◆ **Exercise input**
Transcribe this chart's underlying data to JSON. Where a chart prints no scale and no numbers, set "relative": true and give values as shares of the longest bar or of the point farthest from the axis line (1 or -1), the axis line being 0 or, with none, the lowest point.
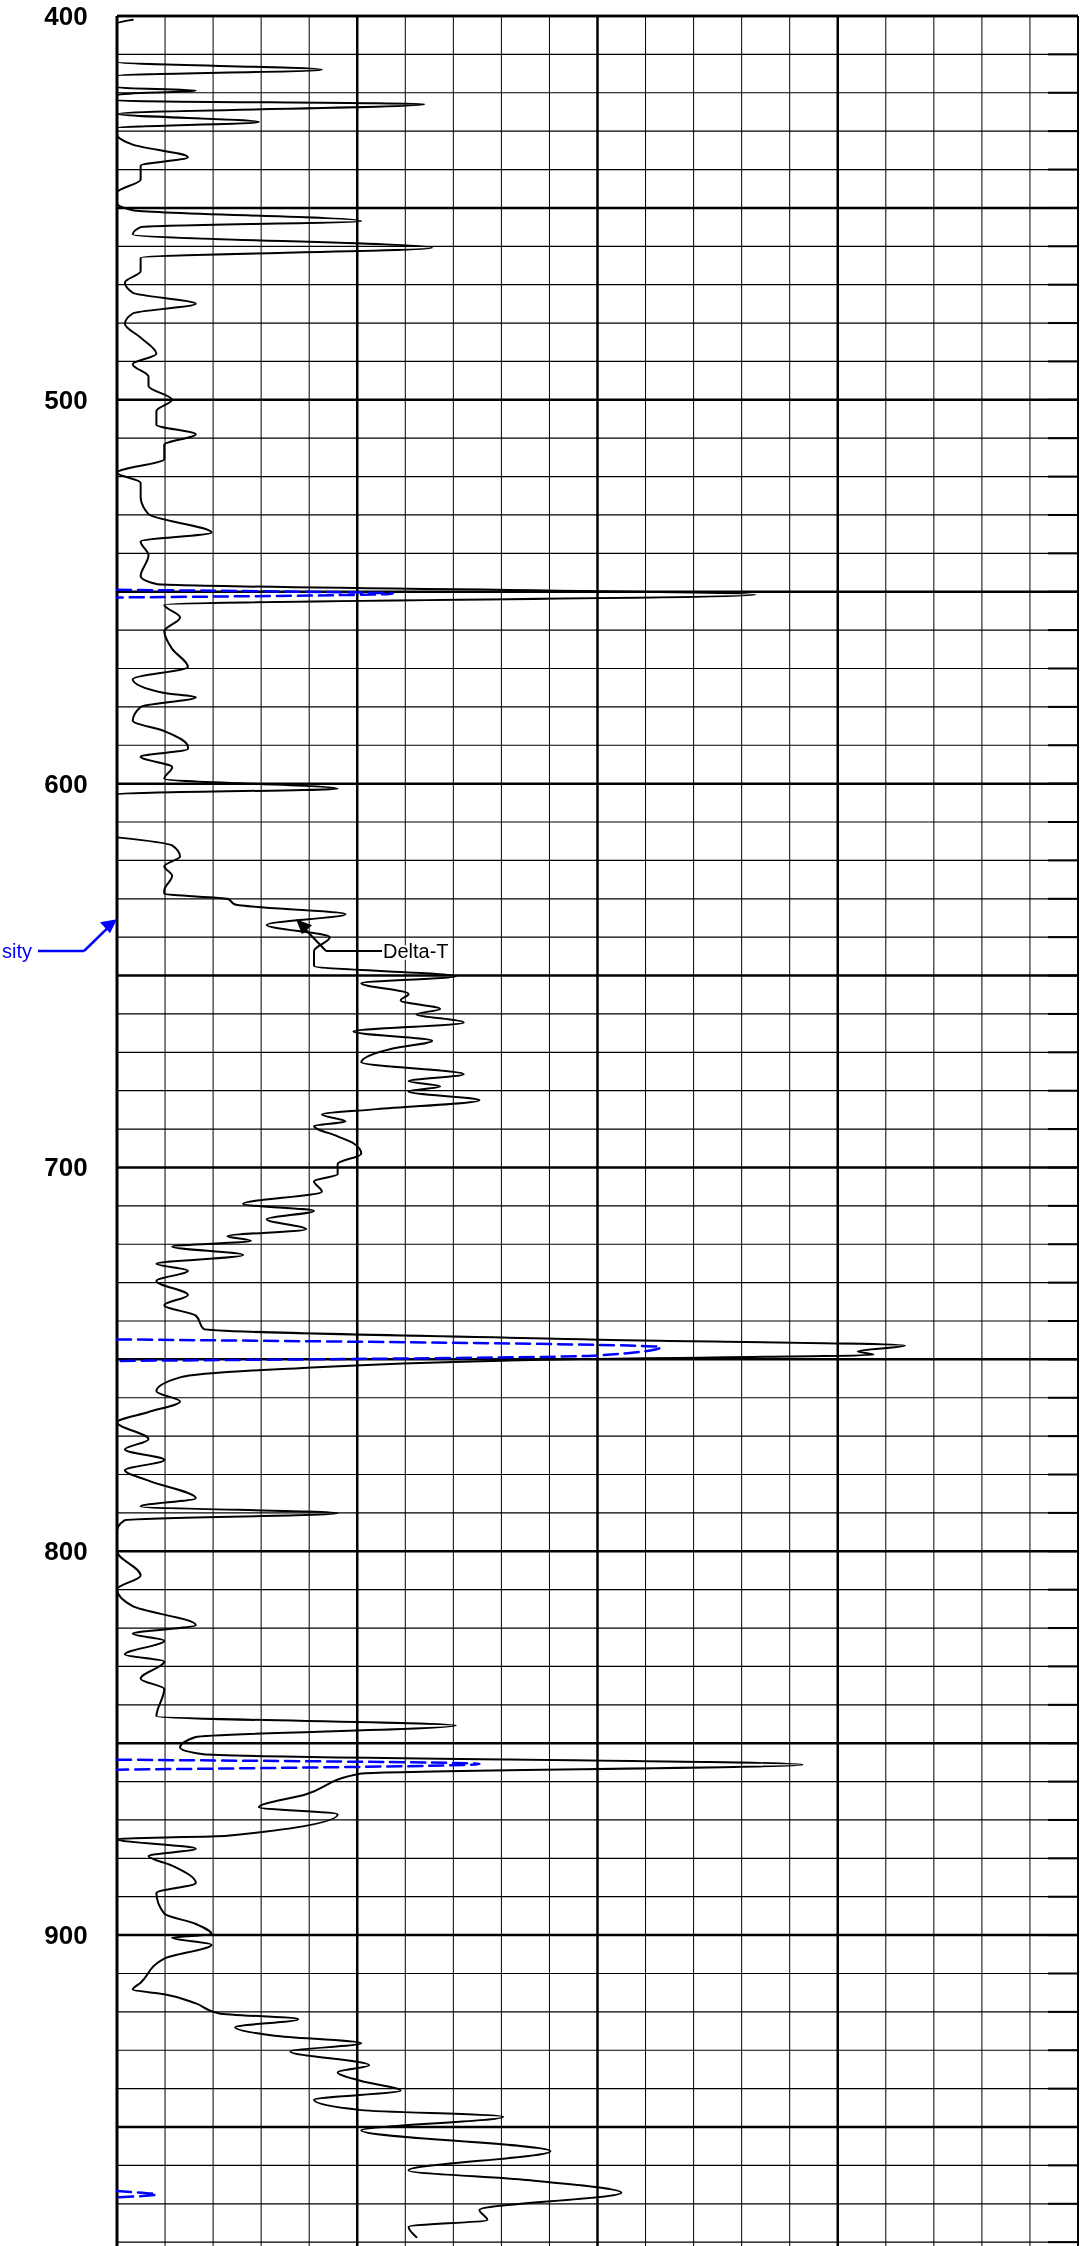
{
  "chart_data": {
    "type": "line",
    "orientation": "horizontal",
    "relative": true,
    "grid": true,
    "ylim": [
      981,
      400
    ],
    "yticks": [
      400,
      {
        "value": 410,
        "label": null
      },
      {
        "value": 420,
        "label": null
      },
      {
        "value": 430,
        "label": null
      },
      {
        "value": 440,
        "label": null
      },
      {
        "value": 450,
        "label": null
      },
      {
        "value": 460,
        "label": null
      },
      {
        "value": 470,
        "label": null
      },
      {
        "value": 480,
        "label": null
      },
      {
        "value": 490,
        "label": null
      },
      500,
      {
        "value": 510,
        "label": null
      },
      {
        "value": 520,
        "label": null
      },
      {
        "value": 530,
        "label": null
      },
      {
        "value": 540,
        "label": null
      },
      {
        "value": 550,
        "label": null
      },
      {
        "value": 560,
        "label": null
      },
      {
        "value": 570,
        "label": null
      },
      {
        "value": 580,
        "label": null
      },
      {
        "value": 590,
        "label": null
      },
      600,
      {
        "value": 610,
        "label": null
      },
      {
        "value": 620,
        "label": null
      },
      {
        "value": 630,
        "label": null
      },
      {
        "value": 640,
        "label": null
      },
      {
        "value": 650,
        "label": null
      },
      {
        "value": 660,
        "label": null
      },
      {
        "value": 670,
        "label": null
      },
      {
        "value": 680,
        "label": null
      },
      {
        "value": 690,
        "label": null
      },
      700,
      {
        "value": 710,
        "label": null
      },
      {
        "value": 720,
        "label": null
      },
      {
        "value": 730,
        "label": null
      },
      {
        "value": 740,
        "label": null
      },
      {
        "value": 750,
        "label": null
      },
      {
        "value": 760,
        "label": null
      },
      {
        "value": 770,
        "label": null
      },
      {
        "value": 780,
        "label": null
      },
      {
        "value": 790,
        "label": null
      },
      800,
      {
        "value": 810,
        "label": null
      },
      {
        "value": 820,
        "label": null
      },
      {
        "value": 830,
        "label": null
      },
      {
        "value": 840,
        "label": null
      },
      {
        "value": 850,
        "label": null
      },
      {
        "value": 860,
        "label": null
      },
      {
        "value": 870,
        "label": null
      },
      {
        "value": 880,
        "label": null
      },
      {
        "value": 890,
        "label": null
      },
      900,
      {
        "value": 910,
        "label": null
      },
      {
        "value": 920,
        "label": null
      },
      {
        "value": 930,
        "label": null
      },
      {
        "value": 940,
        "label": null
      },
      {
        "value": 950,
        "label": null
      },
      {
        "value": 960,
        "label": null
      },
      {
        "value": 970,
        "label": null
      },
      {
        "value": 980,
        "label": null
      }
    ],
    "series": [
      {
        "name": "Delta-T",
        "color": "#000000",
        "line_style": "solid",
        "x": [
          401,
          402,
          412,
          414,
          415.6,
          418.6,
          419.4,
          420.5,
          422,
          423,
          425.5,
          427.6,
          429.2,
          430.8,
          433.5,
          436.8,
          439,
          442.6,
          446,
          448.8,
          450.6,
          453.4,
          455,
          456.9,
          460.4,
          463,
          466.5,
          469.4,
          472.1,
          475,
          477.5,
          480.2,
          483.8,
          488,
          490.7,
          494,
          496.4,
          500,
          502.9,
          506.5,
          509,
          511.7,
          515.4,
          519,
          521.6,
          525.2,
          529.8,
          534.6,
          536.9,
          540.5,
          545.9,
          548,
          550.8,
          553.4,
          556.7,
          560.3,
          564.9,
          569.6,
          572.8,
          576.4,
          577.5,
          580,
          583.6,
          586.3,
          590.4,
          591,
          593,
          595.7,
          598.7,
          601.3,
          602.7,
          608,
          611,
          614,
          616.1,
          619,
          621.5,
          624,
          627.8,
          628.7,
          630,
          631.5,
          634,
          636.8,
          640,
          643.6,
          647.5,
          650.2,
          652,
          654.8,
          656.5,
          658.7,
          660.1,
          662.2,
          664.6,
          667,
          669,
          672.6,
          675.7,
          677.5,
          678.9,
          680.2,
          682.5,
          684.8,
          686.2,
          688,
          689.2,
          691.9,
          693.7,
          696.4,
          699.1,
          701.8,
          703.6,
          706.3,
          709.5,
          711.3,
          713.5,
          716.1,
          717.9,
          719.1,
          720.6,
          722.8,
          725.1,
          726.9,
          729.6,
          733.2,
          735.9,
          738.6,
          742.1,
          744.8,
          746.4,
          747.9,
          748.8,
          749.9,
          752.5,
          754.7,
          758.3,
          761,
          763.7,
          766.4,
          770.8,
          773.5,
          776.2,
          778.9,
          781.6,
          786.2,
          788.3,
          790.1,
          791.9,
          794.6,
          800,
          806.3,
          809.9,
          814.3,
          819.2,
          821.5,
          823.3,
          826.9,
          828.7,
          833.2,
          835.9,
          843,
          845.4,
          848.4,
          851.1,
          852.9,
          855.6,
          857.9,
          863.3,
          866.7,
          868.5,
          874.1,
          875,
          877.5,
          879.4,
          881.9,
          886.4,
          889,
          894.4,
          897.1,
          899.8,
          900.7,
          902.5,
          906.1,
          912.4,
          914.2,
          915.4,
          917.8,
          920.4,
          921.9,
          924,
          926.2,
          928.2,
          930.3,
          933.9,
          935.7,
          938,
          940.5,
          942.9,
          945.6,
          947.3,
          950.9,
          956.3,
          961.3,
          963.8,
          967.1,
          971.6,
          974.2,
          976,
          978.7
        ],
        "values": [
          0.02,
          0,
          0,
          0.26,
          0,
          0,
          0.1,
          0,
          0,
          0.39,
          0,
          0.18,
          0,
          0,
          0.02,
          0.09,
          0.03,
          0.03,
          0,
          0,
          0.02,
          0.31,
          0.03,
          0.02,
          0.4,
          0.03,
          0.03,
          0.01,
          0.02,
          0.1,
          0.02,
          0.01,
          0.03,
          0.05,
          0.02,
          0.04,
          0.04,
          0.07,
          0.05,
          0.05,
          0.1,
          0.06,
          0.06,
          0,
          0.03,
          0.03,
          0.04,
          0.12,
          0.03,
          0.04,
          0.03,
          0.05,
          0.81,
          0.06,
          0.08,
          0.06,
          0.07,
          0.09,
          0.02,
          0.06,
          0.1,
          0.03,
          0.02,
          0.06,
          0.09,
          0.09,
          0.03,
          0.07,
          0.06,
          0.28,
          0,
          0,
          null,
          0,
          0.07,
          0.08,
          0.06,
          0.07,
          0.06,
          0.06,
          0.14,
          0.15,
          0.29,
          0.19,
          0.27,
          0.25,
          0.25,
          0.43,
          0.31,
          0.37,
          0.36,
          0.41,
          0.38,
          0.44,
          0.3,
          0.4,
          0.35,
          0.31,
          0.44,
          0.37,
          0.41,
          0.37,
          0.46,
          0.33,
          0.26,
          0.29,
          0.25,
          0.28,
          0.3,
          0.31,
          0.28,
          0.28,
          0.25,
          0.26,
          0.16,
          0.25,
          0.19,
          0.24,
          0.14,
          0.17,
          0.07,
          0.16,
          0.05,
          0.09,
          0.05,
          0.09,
          0.06,
          0.1,
          0.11,
          0.6,
          1,
          0.94,
          0.96,
          0.59,
          0.21,
          0.08,
          0.05,
          0.08,
          0.04,
          0,
          0.04,
          0.01,
          0.06,
          0.01,
          0.04,
          0.1,
          0.03,
          0.28,
          0.01,
          0,
          0,
          0.03,
          0,
          0.02,
          0.1,
          0.02,
          0.06,
          0.01,
          0.06,
          0.03,
          0.06,
          0.05,
          0.43,
          0.1,
          0.08,
          0.11,
          0.87,
          0.31,
          0.24,
          0.18,
          0.28,
          0.14,
          0,
          0.1,
          0.04,
          0.07,
          0.1,
          0.05,
          0.06,
          0.1,
          0.12,
          0.07,
          0.12,
          0.06,
          0.03,
          0.02,
          0.06,
          0.1,
          0.13,
          0.23,
          0.15,
          0.2,
          0.31,
          0.22,
          0.32,
          0.28,
          0.31,
          0.36,
          0.25,
          0.31,
          0.49,
          0.31,
          0.55,
          0.37,
          0.52,
          0.64,
          0.46,
          0.47,
          0.37,
          0.38
        ]
      },
      {
        "name": "sity",
        "color": "#0000ff",
        "line_style": "dashed",
        "x": [
          549.5,
          550.5,
          551.5,
          600,
          744.8,
          746.8,
          749,
          750.4,
          800,
          854.3,
          855.4,
          856.9,
          900,
          966.7,
          967.6,
          968.3
        ],
        "values": [
          0,
          0.35,
          0,
          null,
          0,
          0.69,
          0.61,
          0,
          null,
          0,
          0.46,
          0,
          null,
          0,
          0.05,
          0
        ]
      }
    ]
  }
}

◆ **Requirements**
Read the entries and select each line where the word "true" is found.

◆ **Exercise result**
Transcribe this chart's underlying data to JSON. Where a chart prints no scale and no numbers, set "relative": true and give values as shares of the longest bar or of the point farthest from the axis line (1 or -1), the axis line being 0 or, with none, the lowest point.
    "relative": true,
    "grid": true,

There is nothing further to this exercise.